* _Your task_
Show, in full, each line of the data that contains "sustain".
Working data start
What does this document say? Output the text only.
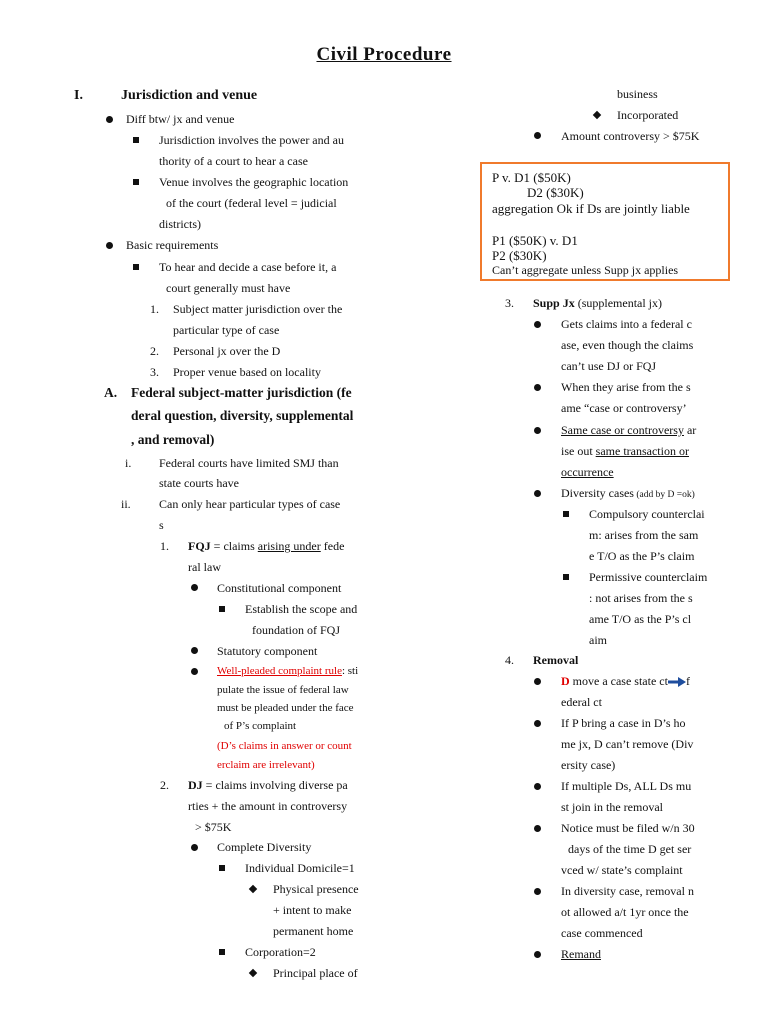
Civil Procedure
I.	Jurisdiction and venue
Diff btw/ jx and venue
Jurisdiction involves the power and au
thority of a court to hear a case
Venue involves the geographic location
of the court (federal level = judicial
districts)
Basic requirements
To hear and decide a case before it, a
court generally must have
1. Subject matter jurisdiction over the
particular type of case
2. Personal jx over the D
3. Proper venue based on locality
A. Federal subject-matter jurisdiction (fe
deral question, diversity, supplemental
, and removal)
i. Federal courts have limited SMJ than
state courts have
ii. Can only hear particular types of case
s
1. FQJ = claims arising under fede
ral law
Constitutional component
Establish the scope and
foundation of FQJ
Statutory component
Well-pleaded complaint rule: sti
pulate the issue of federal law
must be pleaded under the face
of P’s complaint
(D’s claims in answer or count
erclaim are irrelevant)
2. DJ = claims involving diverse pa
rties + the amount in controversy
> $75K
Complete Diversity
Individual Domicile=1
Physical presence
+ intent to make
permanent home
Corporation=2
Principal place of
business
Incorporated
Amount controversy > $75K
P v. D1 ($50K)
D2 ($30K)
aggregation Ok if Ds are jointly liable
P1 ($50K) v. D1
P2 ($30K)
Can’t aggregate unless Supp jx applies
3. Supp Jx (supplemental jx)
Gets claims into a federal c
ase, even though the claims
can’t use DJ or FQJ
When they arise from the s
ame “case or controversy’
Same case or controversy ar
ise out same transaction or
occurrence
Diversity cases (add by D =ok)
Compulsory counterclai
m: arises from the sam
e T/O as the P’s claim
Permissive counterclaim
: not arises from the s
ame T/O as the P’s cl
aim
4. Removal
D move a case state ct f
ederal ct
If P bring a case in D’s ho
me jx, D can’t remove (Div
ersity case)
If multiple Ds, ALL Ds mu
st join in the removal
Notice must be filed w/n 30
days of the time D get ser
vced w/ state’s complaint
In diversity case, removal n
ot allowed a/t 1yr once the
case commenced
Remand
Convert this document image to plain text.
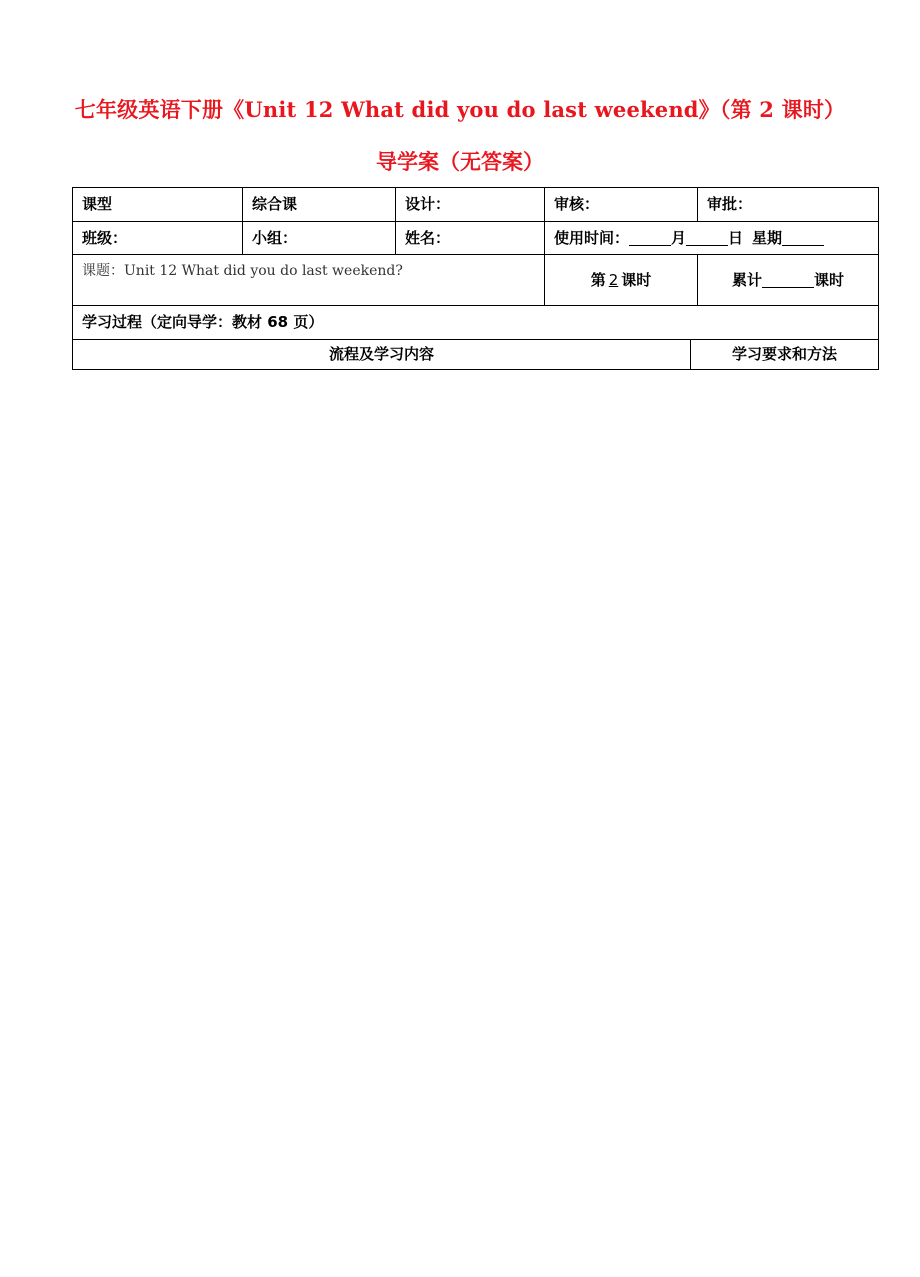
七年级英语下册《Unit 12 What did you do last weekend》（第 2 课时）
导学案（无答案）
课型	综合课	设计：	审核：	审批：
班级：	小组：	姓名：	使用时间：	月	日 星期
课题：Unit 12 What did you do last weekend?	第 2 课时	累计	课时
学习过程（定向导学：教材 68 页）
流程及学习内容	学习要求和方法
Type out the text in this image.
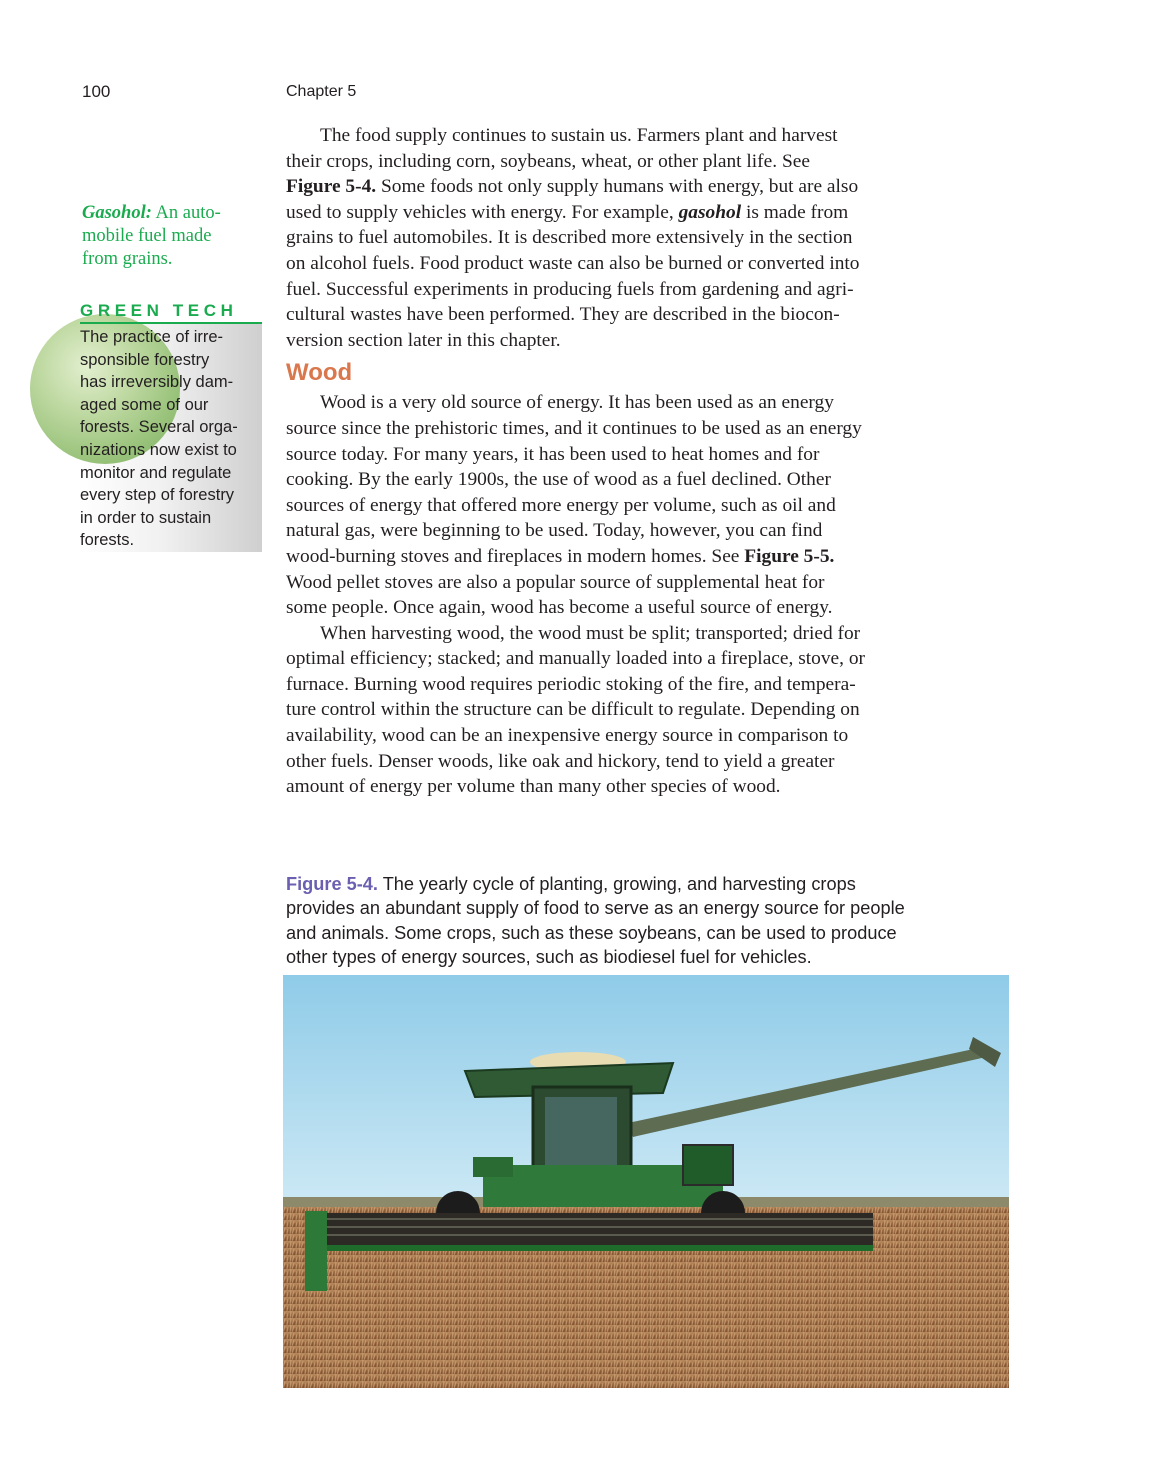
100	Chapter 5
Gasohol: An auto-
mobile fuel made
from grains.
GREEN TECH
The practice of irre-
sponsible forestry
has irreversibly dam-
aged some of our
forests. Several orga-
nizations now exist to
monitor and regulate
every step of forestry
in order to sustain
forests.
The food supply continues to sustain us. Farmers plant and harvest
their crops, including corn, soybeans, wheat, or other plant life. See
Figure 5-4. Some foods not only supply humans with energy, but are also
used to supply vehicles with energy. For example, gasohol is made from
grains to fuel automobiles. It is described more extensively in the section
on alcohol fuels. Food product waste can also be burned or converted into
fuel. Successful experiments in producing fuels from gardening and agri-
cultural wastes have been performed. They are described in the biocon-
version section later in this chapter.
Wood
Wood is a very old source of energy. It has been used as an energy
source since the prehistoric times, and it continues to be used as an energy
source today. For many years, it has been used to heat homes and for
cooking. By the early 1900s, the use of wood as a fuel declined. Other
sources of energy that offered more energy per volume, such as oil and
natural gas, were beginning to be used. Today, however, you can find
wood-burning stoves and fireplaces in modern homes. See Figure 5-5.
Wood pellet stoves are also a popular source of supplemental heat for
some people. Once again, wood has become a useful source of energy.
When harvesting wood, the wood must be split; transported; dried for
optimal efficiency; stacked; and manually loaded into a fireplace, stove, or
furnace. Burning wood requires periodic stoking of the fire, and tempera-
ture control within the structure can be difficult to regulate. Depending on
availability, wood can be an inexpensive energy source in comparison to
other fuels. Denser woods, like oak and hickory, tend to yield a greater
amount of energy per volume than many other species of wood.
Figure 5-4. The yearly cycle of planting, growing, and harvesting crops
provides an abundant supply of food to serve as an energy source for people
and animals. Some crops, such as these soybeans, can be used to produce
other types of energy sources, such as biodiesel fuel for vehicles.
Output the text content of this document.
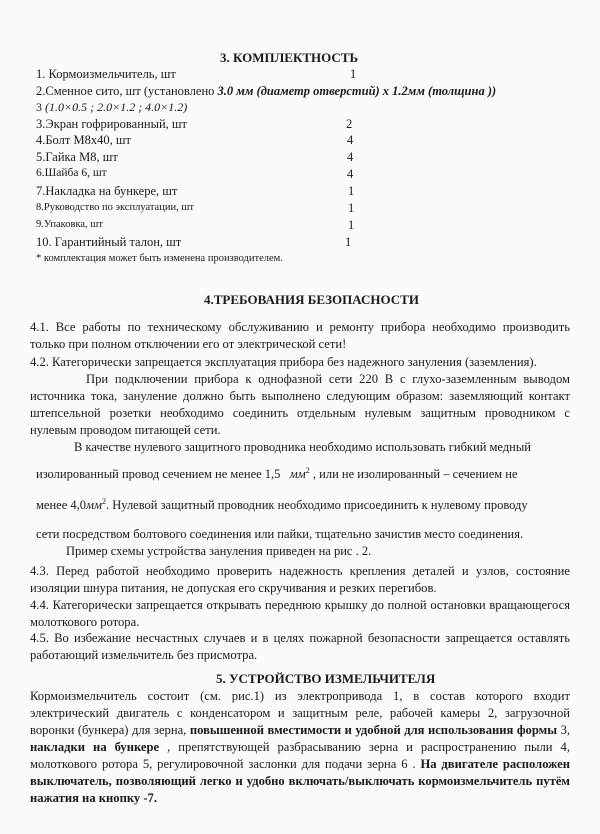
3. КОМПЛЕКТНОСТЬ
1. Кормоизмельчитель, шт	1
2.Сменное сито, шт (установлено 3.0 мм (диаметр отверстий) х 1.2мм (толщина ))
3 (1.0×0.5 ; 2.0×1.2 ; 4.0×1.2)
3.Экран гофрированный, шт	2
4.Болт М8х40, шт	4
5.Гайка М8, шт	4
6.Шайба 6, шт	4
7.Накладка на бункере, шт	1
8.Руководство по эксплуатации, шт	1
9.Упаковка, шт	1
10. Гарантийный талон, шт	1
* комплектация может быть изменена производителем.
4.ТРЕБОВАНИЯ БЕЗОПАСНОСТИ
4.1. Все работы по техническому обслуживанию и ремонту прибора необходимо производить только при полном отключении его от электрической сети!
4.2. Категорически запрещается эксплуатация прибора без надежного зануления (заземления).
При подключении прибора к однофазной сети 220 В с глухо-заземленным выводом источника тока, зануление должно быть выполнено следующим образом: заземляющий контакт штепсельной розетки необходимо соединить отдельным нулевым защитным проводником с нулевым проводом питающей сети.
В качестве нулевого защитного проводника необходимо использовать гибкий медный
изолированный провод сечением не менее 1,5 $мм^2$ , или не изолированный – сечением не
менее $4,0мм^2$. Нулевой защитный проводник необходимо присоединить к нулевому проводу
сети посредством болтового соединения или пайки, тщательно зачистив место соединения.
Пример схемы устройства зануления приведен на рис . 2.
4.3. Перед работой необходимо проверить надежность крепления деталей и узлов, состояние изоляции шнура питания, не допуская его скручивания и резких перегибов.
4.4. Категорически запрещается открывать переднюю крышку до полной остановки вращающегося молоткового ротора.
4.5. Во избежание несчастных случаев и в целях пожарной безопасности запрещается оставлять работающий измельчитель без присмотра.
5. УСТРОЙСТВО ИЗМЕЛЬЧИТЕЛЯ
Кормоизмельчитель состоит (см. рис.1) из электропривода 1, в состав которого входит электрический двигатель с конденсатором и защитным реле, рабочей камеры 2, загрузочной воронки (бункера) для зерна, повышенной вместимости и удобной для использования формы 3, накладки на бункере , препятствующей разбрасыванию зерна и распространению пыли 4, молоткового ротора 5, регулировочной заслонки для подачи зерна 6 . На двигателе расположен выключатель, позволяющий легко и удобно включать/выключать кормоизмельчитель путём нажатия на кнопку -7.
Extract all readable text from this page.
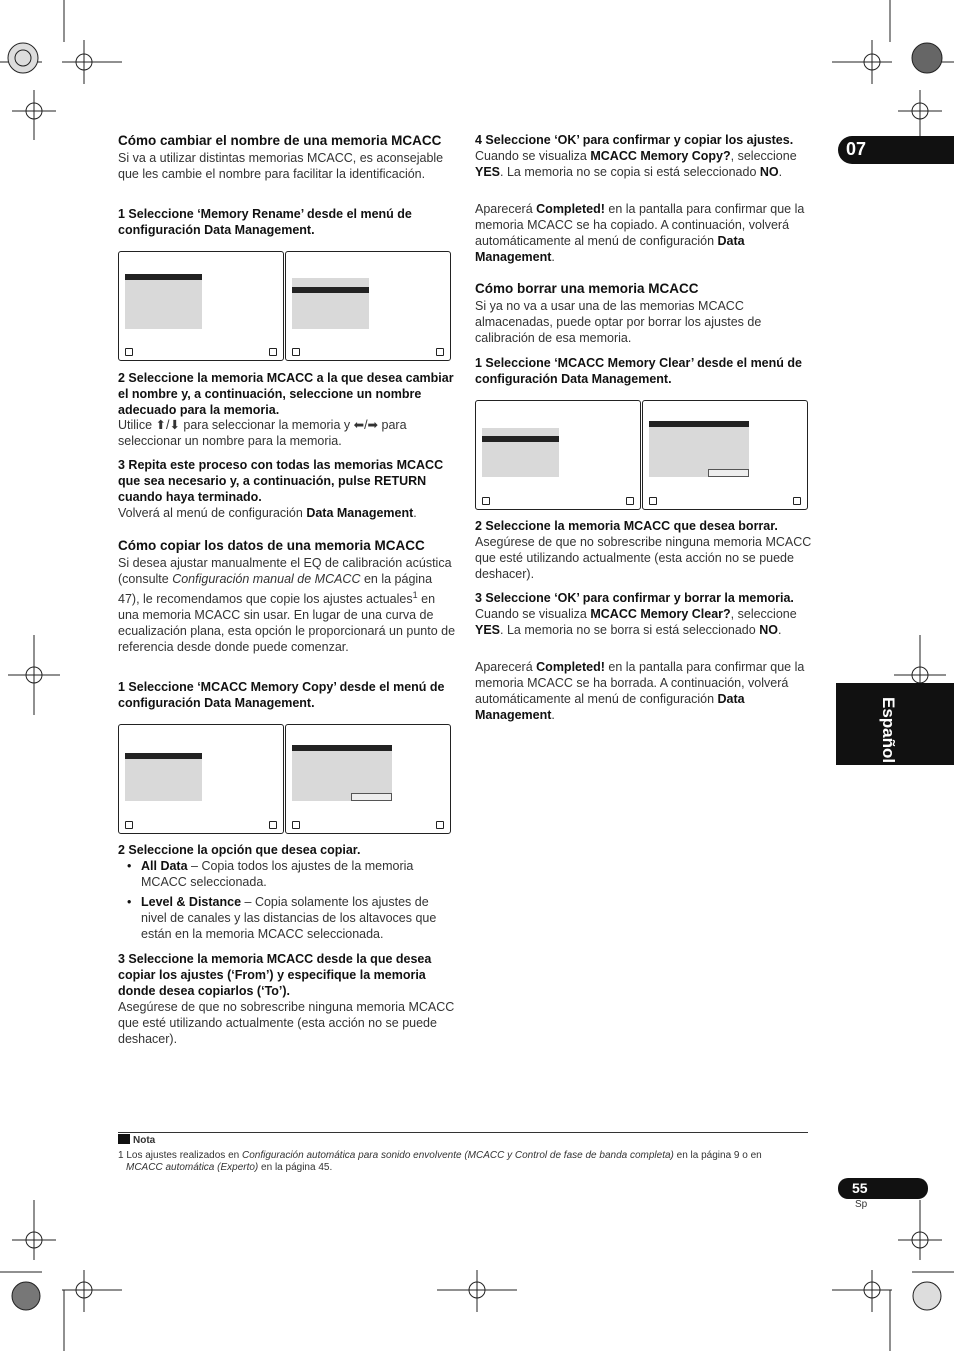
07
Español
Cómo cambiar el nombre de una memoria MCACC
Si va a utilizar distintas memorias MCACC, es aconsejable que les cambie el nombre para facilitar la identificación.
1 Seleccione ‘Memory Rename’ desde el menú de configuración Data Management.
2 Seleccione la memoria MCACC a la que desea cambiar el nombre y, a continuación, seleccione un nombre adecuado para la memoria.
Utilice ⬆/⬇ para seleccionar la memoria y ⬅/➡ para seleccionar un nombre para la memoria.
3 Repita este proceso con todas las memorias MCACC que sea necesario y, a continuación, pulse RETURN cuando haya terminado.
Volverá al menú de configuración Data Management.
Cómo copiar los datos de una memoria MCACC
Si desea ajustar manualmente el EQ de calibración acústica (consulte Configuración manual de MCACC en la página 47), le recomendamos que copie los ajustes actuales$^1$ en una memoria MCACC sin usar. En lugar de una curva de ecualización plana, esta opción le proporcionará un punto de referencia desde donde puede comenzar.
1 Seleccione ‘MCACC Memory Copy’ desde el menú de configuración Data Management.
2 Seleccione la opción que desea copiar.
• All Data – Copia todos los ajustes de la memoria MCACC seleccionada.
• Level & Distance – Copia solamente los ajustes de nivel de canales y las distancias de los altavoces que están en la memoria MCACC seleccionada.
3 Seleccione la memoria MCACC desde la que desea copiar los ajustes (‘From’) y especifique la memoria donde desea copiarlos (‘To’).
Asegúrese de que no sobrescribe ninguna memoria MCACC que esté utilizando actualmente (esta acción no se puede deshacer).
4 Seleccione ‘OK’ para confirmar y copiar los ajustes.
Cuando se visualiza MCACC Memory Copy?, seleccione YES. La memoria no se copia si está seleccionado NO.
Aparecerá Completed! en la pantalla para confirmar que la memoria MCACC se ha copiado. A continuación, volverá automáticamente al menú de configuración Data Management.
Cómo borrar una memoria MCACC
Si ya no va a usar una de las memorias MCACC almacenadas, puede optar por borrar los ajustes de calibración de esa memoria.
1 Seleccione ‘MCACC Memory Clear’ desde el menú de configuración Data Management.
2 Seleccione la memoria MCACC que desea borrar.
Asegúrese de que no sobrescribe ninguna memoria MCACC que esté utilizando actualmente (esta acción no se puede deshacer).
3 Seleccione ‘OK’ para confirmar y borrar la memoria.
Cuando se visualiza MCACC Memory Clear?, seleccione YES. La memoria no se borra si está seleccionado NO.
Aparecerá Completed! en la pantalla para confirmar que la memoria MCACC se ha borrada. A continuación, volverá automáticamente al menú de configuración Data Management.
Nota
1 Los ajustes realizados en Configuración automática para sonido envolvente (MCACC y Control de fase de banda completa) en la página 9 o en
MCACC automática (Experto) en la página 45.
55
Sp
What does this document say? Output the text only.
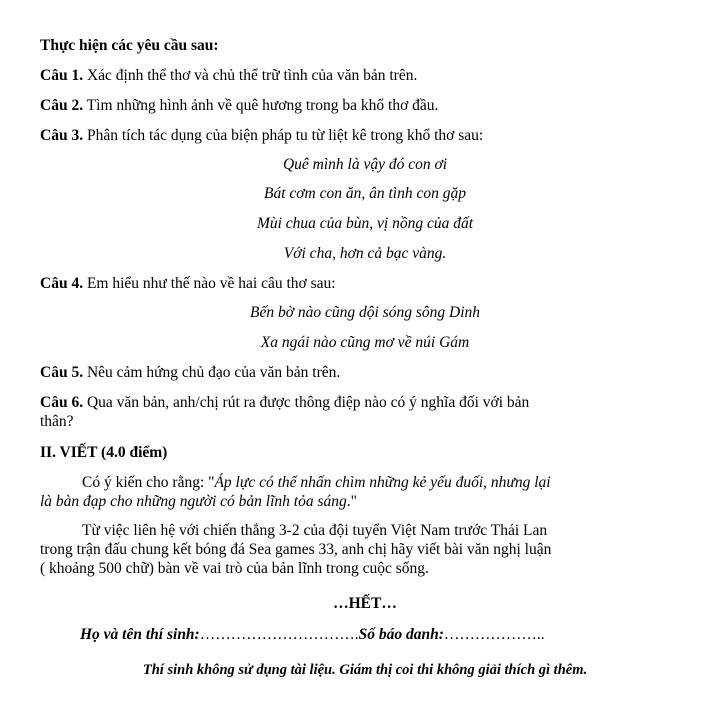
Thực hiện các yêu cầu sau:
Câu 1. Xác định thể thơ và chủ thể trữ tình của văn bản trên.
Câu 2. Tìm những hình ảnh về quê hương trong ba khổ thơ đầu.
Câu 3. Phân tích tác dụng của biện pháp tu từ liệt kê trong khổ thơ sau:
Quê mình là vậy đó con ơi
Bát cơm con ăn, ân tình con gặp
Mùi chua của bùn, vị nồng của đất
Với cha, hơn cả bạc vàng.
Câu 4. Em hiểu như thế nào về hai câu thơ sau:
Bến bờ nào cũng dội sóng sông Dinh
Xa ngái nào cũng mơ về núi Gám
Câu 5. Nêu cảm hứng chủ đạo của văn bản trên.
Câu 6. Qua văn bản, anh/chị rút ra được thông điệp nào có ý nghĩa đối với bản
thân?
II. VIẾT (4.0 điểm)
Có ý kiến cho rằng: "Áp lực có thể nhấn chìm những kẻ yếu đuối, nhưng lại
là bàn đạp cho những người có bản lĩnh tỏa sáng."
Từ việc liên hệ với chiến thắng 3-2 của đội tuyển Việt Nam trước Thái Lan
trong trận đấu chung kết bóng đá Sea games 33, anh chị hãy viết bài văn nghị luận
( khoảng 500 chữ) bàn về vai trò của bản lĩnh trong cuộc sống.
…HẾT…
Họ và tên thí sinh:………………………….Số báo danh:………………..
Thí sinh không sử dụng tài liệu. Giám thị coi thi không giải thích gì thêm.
Working data end
* _Worked solution_
in order to sustain
The food supply continues to sustain us. Farmers plant and harvest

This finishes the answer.